• **Stated goal**
Please give the data below again in full, exactly as it stands.

....................

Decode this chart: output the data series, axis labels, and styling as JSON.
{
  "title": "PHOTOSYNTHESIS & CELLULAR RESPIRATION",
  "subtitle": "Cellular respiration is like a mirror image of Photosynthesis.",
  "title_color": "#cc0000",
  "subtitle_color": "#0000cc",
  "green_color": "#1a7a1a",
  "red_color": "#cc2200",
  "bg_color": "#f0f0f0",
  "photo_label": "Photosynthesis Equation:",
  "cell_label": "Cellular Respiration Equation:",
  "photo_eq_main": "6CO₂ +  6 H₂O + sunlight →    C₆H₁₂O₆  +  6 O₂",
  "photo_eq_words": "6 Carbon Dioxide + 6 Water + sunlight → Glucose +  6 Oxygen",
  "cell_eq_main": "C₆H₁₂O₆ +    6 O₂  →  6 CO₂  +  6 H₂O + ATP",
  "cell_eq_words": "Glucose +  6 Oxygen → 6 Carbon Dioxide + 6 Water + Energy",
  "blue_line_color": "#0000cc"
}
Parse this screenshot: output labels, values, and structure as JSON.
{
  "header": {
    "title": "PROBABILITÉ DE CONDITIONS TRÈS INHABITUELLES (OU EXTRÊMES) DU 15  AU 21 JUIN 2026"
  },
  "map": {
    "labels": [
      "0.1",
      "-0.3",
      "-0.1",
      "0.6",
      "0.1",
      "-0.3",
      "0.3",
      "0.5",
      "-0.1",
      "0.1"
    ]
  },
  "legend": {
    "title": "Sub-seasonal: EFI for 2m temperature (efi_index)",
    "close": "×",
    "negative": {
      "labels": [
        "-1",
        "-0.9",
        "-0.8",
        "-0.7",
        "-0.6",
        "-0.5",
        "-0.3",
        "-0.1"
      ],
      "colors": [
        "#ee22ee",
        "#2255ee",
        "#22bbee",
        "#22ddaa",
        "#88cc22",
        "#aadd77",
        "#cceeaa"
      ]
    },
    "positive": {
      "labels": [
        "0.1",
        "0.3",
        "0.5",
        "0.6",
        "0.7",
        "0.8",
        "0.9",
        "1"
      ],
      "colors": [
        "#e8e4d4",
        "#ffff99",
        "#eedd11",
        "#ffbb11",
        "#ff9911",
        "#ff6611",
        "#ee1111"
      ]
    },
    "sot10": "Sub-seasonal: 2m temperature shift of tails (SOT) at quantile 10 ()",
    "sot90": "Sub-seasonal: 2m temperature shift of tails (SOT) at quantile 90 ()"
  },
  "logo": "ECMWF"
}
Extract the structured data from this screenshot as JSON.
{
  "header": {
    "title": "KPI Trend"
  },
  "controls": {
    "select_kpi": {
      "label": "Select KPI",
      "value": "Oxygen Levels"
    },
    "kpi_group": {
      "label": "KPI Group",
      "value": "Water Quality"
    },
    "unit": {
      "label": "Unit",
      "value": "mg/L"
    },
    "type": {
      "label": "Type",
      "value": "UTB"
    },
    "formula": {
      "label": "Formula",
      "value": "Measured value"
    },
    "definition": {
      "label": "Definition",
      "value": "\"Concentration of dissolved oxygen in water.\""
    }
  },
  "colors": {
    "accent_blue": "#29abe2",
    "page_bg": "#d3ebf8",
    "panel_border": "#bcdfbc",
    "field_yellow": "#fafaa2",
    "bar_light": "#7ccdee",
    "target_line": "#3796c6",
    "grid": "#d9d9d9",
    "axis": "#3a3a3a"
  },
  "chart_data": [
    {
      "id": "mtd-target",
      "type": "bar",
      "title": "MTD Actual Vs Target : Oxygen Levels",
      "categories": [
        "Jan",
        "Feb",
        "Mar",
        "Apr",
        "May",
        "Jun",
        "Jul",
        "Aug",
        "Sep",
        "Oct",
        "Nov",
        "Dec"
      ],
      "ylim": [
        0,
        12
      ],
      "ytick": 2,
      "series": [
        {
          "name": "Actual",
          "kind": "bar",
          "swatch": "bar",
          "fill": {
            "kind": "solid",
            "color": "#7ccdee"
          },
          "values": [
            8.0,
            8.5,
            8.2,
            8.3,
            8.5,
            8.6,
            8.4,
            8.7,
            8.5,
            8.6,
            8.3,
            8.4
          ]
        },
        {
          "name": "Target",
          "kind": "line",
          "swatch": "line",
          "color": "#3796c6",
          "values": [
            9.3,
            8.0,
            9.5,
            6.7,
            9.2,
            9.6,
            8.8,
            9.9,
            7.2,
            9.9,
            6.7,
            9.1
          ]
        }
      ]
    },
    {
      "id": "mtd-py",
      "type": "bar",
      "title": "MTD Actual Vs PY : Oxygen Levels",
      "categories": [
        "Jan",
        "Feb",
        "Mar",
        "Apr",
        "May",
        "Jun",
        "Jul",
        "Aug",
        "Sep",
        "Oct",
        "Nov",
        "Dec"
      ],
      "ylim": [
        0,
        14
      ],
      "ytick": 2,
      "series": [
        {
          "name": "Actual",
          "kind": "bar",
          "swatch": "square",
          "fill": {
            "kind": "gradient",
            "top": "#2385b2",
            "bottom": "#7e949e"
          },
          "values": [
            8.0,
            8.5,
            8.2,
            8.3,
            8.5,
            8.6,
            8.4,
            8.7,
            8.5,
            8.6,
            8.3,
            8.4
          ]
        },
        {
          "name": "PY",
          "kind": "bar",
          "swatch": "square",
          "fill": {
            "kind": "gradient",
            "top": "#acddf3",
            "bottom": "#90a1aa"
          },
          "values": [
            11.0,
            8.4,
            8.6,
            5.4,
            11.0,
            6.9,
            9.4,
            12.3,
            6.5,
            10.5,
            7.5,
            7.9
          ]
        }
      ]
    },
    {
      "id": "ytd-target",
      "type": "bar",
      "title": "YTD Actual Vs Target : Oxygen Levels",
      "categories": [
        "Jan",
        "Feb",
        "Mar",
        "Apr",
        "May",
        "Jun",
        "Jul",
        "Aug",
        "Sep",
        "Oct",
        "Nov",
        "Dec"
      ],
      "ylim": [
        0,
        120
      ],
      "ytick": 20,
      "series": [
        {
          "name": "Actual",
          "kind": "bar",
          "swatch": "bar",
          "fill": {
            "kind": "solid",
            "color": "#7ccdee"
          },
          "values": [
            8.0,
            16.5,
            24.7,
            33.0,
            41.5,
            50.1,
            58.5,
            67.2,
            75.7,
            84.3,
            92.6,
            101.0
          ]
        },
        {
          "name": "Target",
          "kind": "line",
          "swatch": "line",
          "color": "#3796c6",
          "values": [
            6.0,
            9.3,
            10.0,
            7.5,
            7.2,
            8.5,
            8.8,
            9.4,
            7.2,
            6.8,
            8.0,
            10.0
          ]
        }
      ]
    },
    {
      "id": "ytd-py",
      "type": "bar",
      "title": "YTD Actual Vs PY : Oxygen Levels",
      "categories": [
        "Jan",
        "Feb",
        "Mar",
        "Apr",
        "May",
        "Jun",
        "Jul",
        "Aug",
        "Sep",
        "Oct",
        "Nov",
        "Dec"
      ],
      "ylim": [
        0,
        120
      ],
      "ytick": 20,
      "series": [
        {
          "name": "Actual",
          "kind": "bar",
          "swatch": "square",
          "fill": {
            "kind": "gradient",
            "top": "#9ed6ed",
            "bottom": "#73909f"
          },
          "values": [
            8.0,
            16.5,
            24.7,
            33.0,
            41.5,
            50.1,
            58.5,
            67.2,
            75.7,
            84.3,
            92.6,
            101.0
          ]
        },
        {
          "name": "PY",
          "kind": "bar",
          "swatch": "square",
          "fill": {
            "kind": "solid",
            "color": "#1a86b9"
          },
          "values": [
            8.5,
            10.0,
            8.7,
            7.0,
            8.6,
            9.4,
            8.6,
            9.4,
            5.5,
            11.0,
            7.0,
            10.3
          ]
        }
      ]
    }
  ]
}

....................

• **Response to the exercise**
Decode this chart: output the data series, axis labels, and styling as JSON.
{
  "title": "PHOTOSYNTHESIS & CELLULAR RESPIRATION",
  "subtitle": "Cellular respiration is like a mirror image of Photosynthesis.",
  "title_color": "#cc0000",
  "subtitle_color": "#0000cc",
  "green_color": "#1a7a1a",
  "red_color": "#cc2200",
  "bg_color": "#f0f0f0",
  "photo_label": "Photosynthesis Equation:",
  "cell_label": "Cellular Respiration Equation:",
  "photo_eq_main": "6CO₂ +  6 H₂O + sunlight →    C₆H₁₂O₆  +  6 O₂",
  "photo_eq_words": "6 Carbon Dioxide + 6 Water + sunlight → Glucose +  6 Oxygen",
  "cell_eq_main": "C₆H₁₂O₆ +    6 O₂  →  6 CO₂  +  6 H₂O + ATP",
  "cell_eq_words": "Glucose +  6 Oxygen → 6 Carbon Dioxide + 6 Water + Energy",
  "blue_line_color": "#0000cc"
}
Parse this screenshot: output labels, values, and structure as JSON.
{
  "header": {
    "title": "PROBABILITÉ DE CONDITIONS TRÈS INHABITUELLES (OU EXTRÊMES) DU 15  AU 21 JUIN 2026"
  },
  "map": {
    "labels": [
      "0.1",
      "-0.3",
      "-0.1",
      "0.6",
      "0.1",
      "-0.3",
      "0.3",
      "0.5",
      "-0.1",
      "0.1"
    ]
  },
  "legend": {
    "title": "Sub-seasonal: EFI for 2m temperature (efi_index)",
    "close": "×",
    "negative": {
      "labels": [
        "-1",
        "-0.9",
        "-0.8",
        "-0.7",
        "-0.6",
        "-0.5",
        "-0.3",
        "-0.1"
      ],
      "colors": [
        "#ee22ee",
        "#2255ee",
        "#22bbee",
        "#22ddaa",
        "#88cc22",
        "#aadd77",
        "#cceeaa"
      ]
    },
    "positive": {
      "labels": [
        "0.1",
        "0.3",
        "0.5",
        "0.6",
        "0.7",
        "0.8",
        "0.9",
        "1"
      ],
      "colors": [
        "#e8e4d4",
        "#ffff99",
        "#eedd11",
        "#ffbb11",
        "#ff9911",
        "#ff6611",
        "#ee1111"
      ]
    },
    "sot10": "Sub-seasonal: 2m temperature shift of tails (SOT) at quantile 10 ()",
    "sot90": "Sub-seasonal: 2m temperature shift of tails (SOT) at quantile 90 ()"
  },
  "logo": "ECMWF"
}
Extract the structured data from this screenshot as JSON.
{
  "header": {
    "title": "KPI Trend"
  },
  "controls": {
    "select_kpi": {
      "label": "Select KPI",
      "value": "Oxygen Levels"
    },
    "kpi_group": {
      "label": "KPI Group",
      "value": "Water Quality"
    },
    "unit": {
      "label": "Unit",
      "value": "mg/L"
    },
    "type": {
      "label": "Type",
      "value": "UTB"
    },
    "formula": {
      "label": "Formula",
      "value": "Measured value"
    },
    "definition": {
      "label": "Definition",
      "value": "\"Concentration of dissolved oxygen in water.\""
    }
  },
  "colors": {
    "accent_blue": "#29abe2",
    "page_bg": "#d3ebf8",
    "panel_border": "#bcdfbc",
    "field_yellow": "#fafaa2",
    "bar_light": "#7ccdee",
    "target_line": "#3796c6",
    "grid": "#d9d9d9",
    "axis": "#3a3a3a"
  },
  "chart_data": [
    {
      "id": "mtd-target",
      "type": "bar",
      "title": "MTD Actual Vs Target : Oxygen Levels",
      "categories": [
        "Jan",
        "Feb",
        "Mar",
        "Apr",
        "May",
        "Jun",
        "Jul",
        "Aug",
        "Sep",
        "Oct",
        "Nov",
        "Dec"
      ],
      "ylim": [
        0,
        12
      ],
      "ytick": 2,
      "series": [
        {
          "name": "Actual",
          "kind": "bar",
          "swatch": "bar",
          "fill": {
            "kind": "solid",
            "color": "#7ccdee"
          },
          "values": [
            8.0,
            8.5,
            8.2,
            8.3,
            8.5,
            8.6,
            8.4,
            8.7,
            8.5,
            8.6,
            8.3,
            8.4
          ]
        },
        {
          "name": "Target",
          "kind": "line",
          "swatch": "line",
          "color": "#3796c6",
          "values": [
            9.3,
            8.0,
            9.5,
            6.7,
            9.2,
            9.6,
            8.8,
            9.9,
            7.2,
            9.9,
            6.7,
            9.1
          ]
        }
      ]
    },
    {
      "id": "mtd-py",
      "type": "bar",
      "title": "MTD Actual Vs PY : Oxygen Levels",
      "categories": [
        "Jan",
        "Feb",
        "Mar",
        "Apr",
        "May",
        "Jun",
        "Jul",
        "Aug",
        "Sep",
        "Oct",
        "Nov",
        "Dec"
      ],
      "ylim": [
        0,
        14
      ],
      "ytick": 2,
      "series": [
        {
          "name": "Actual",
          "kind": "bar",
          "swatch": "square",
          "fill": {
            "kind": "gradient",
            "top": "#2385b2",
            "bottom": "#7e949e"
          },
          "values": [
            8.0,
            8.5,
            8.2,
            8.3,
            8.5,
            8.6,
            8.4,
            8.7,
            8.5,
            8.6,
            8.3,
            8.4
          ]
        },
        {
          "name": "PY",
          "kind": "bar",
          "swatch": "square",
          "fill": {
            "kind": "gradient",
            "top": "#acddf3",
            "bottom": "#90a1aa"
          },
          "values": [
            11.0,
            8.4,
            8.6,
            5.4,
            11.0,
            6.9,
            9.4,
            12.3,
            6.5,
            10.5,
            7.5,
            7.9
          ]
        }
      ]
    },
    {
      "id": "ytd-target",
      "type": "bar",
      "title": "YTD Actual Vs Target : Oxygen Levels",
      "categories": [
        "Jan",
        "Feb",
        "Mar",
        "Apr",
        "May",
        "Jun",
        "Jul",
        "Aug",
        "Sep",
        "Oct",
        "Nov",
        "Dec"
      ],
      "ylim": [
        0,
        120
      ],
      "ytick": 20,
      "series": [
        {
          "name": "Actual",
          "kind": "bar",
          "swatch": "bar",
          "fill": {
            "kind": "solid",
            "color": "#7ccdee"
          },
          "values": [
            8.0,
            16.5,
            24.7,
            33.0,
            41.5,
            50.1,
            58.5,
            67.2,
            75.7,
            84.3,
            92.6,
            101.0
          ]
        },
        {
          "name": "Target",
          "kind": "line",
          "swatch": "line",
          "color": "#3796c6",
          "values": [
            6.0,
            9.3,
            10.0,
            7.5,
            7.2,
            8.5,
            8.8,
            9.4,
            7.2,
            6.8,
            8.0,
            10.0
          ]
        }
      ]
    },
    {
      "id": "ytd-py",
      "type": "bar",
      "title": "YTD Actual Vs PY : Oxygen Levels",
      "categories": [
        "Jan",
        "Feb",
        "Mar",
        "Apr",
        "May",
        "Jun",
        "Jul",
        "Aug",
        "Sep",
        "Oct",
        "Nov",
        "Dec"
      ],
      "ylim": [
        0,
        120
      ],
      "ytick": 20,
      "series": [
        {
          "name": "Actual",
          "kind": "bar",
          "swatch": "square",
          "fill": {
            "kind": "gradient",
            "top": "#9ed6ed",
            "bottom": "#73909f"
          },
          "values": [
            8.0,
            16.5,
            24.7,
            33.0,
            41.5,
            50.1,
            58.5,
            67.2,
            75.7,
            84.3,
            92.6,
            101.0
          ]
        },
        {
          "name": "PY",
          "kind": "bar",
          "swatch": "square",
          "fill": {
            "kind": "solid",
            "color": "#1a86b9"
          },
          "values": [
            8.5,
            10.0,
            8.7,
            7.0,
            8.6,
            9.4,
            8.6,
            9.4,
            5.5,
            11.0,
            7.0,
            10.3
          ]
        }
      ]
    }
  ]
}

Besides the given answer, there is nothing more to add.